What to produce: Write the material out again exactly.

********************

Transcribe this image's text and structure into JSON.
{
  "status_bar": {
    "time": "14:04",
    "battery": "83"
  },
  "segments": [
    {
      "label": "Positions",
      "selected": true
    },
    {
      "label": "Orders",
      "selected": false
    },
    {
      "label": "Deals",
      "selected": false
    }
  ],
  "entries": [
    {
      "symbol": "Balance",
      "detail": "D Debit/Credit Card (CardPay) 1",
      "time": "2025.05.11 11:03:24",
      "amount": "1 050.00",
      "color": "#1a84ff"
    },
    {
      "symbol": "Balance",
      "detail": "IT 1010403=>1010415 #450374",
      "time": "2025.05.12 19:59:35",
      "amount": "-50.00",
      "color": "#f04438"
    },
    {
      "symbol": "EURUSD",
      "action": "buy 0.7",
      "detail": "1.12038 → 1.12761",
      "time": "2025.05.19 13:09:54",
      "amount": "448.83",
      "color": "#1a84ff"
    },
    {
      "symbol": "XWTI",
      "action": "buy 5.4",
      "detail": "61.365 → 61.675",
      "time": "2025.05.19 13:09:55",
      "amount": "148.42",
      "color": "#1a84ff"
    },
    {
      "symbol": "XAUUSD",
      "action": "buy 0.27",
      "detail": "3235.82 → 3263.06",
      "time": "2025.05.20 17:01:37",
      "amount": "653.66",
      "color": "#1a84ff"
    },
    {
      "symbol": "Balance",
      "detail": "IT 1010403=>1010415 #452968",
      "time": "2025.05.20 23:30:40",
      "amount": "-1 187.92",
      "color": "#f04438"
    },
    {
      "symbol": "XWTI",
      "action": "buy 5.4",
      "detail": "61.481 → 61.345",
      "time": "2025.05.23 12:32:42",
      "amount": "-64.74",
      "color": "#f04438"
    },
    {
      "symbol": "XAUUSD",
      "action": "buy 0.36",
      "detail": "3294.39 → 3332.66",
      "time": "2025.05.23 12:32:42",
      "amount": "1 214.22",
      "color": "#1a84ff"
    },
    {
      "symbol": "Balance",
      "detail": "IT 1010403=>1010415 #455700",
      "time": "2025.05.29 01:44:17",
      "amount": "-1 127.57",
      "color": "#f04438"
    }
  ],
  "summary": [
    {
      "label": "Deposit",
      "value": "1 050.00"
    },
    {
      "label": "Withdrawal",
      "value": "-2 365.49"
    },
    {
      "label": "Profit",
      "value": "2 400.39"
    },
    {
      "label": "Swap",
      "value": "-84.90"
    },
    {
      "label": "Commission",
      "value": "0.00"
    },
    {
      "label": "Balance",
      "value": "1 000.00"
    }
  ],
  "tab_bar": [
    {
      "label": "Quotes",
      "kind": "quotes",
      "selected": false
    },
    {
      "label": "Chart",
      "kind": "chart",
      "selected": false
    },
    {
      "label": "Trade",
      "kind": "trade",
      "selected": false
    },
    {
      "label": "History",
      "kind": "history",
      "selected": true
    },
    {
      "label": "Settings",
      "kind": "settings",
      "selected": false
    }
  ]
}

********************

Written response:
Transcribe this image's text and structure into JSON.
{
  "status_bar": {
    "time": "14:04",
    "battery": "83"
  },
  "segments": [
    {
      "label": "Positions",
      "selected": true
    },
    {
      "label": "Orders",
      "selected": false
    },
    {
      "label": "Deals",
      "selected": false
    }
  ],
  "entries": [
    {
      "symbol": "Balance",
      "detail": "D Debit/Credit Card (CardPay) 1",
      "time": "2025.05.11 11:03:24",
      "amount": "1 050.00",
      "color": "#1a84ff"
    },
    {
      "symbol": "Balance",
      "detail": "IT 1010403=>1010415 #450374",
      "time": "2025.05.12 19:59:35",
      "amount": "-50.00",
      "color": "#f04438"
    },
    {
      "symbol": "EURUSD",
      "action": "buy 0.7",
      "detail": "1.12038 → 1.12761",
      "time": "2025.05.19 13:09:54",
      "amount": "448.83",
      "color": "#1a84ff"
    },
    {
      "symbol": "XWTI",
      "action": "buy 5.4",
      "detail": "61.365 → 61.675",
      "time": "2025.05.19 13:09:55",
      "amount": "148.42",
      "color": "#1a84ff"
    },
    {
      "symbol": "XAUUSD",
      "action": "buy 0.27",
      "detail": "3235.82 → 3263.06",
      "time": "2025.05.20 17:01:37",
      "amount": "653.66",
      "color": "#1a84ff"
    },
    {
      "symbol": "Balance",
      "detail": "IT 1010403=>1010415 #452968",
      "time": "2025.05.20 23:30:40",
      "amount": "-1 187.92",
      "color": "#f04438"
    },
    {
      "symbol": "XWTI",
      "action": "buy 5.4",
      "detail": "61.481 → 61.345",
      "time": "2025.05.23 12:32:42",
      "amount": "-64.74",
      "color": "#f04438"
    },
    {
      "symbol": "XAUUSD",
      "action": "buy 0.36",
      "detail": "3294.39 → 3332.66",
      "time": "2025.05.23 12:32:42",
      "amount": "1 214.22",
      "color": "#1a84ff"
    },
    {
      "symbol": "Balance",
      "detail": "IT 1010403=>1010415 #455700",
      "time": "2025.05.29 01:44:17",
      "amount": "-1 127.57",
      "color": "#f04438"
    }
  ],
  "summary": [
    {
      "label": "Deposit",
      "value": "1 050.00"
    },
    {
      "label": "Withdrawal",
      "value": "-2 365.49"
    },
    {
      "label": "Profit",
      "value": "2 400.39"
    },
    {
      "label": "Swap",
      "value": "-84.90"
    },
    {
      "label": "Commission",
      "value": "0.00"
    },
    {
      "label": "Balance",
      "value": "1 000.00"
    }
  ],
  "tab_bar": [
    {
      "label": "Quotes",
      "kind": "quotes",
      "selected": false
    },
    {
      "label": "Chart",
      "kind": "chart",
      "selected": false
    },
    {
      "label": "Trade",
      "kind": "trade",
      "selected": false
    },
    {
      "label": "History",
      "kind": "history",
      "selected": true
    },
    {
      "label": "Settings",
      "kind": "settings",
      "selected": false
    }
  ]
}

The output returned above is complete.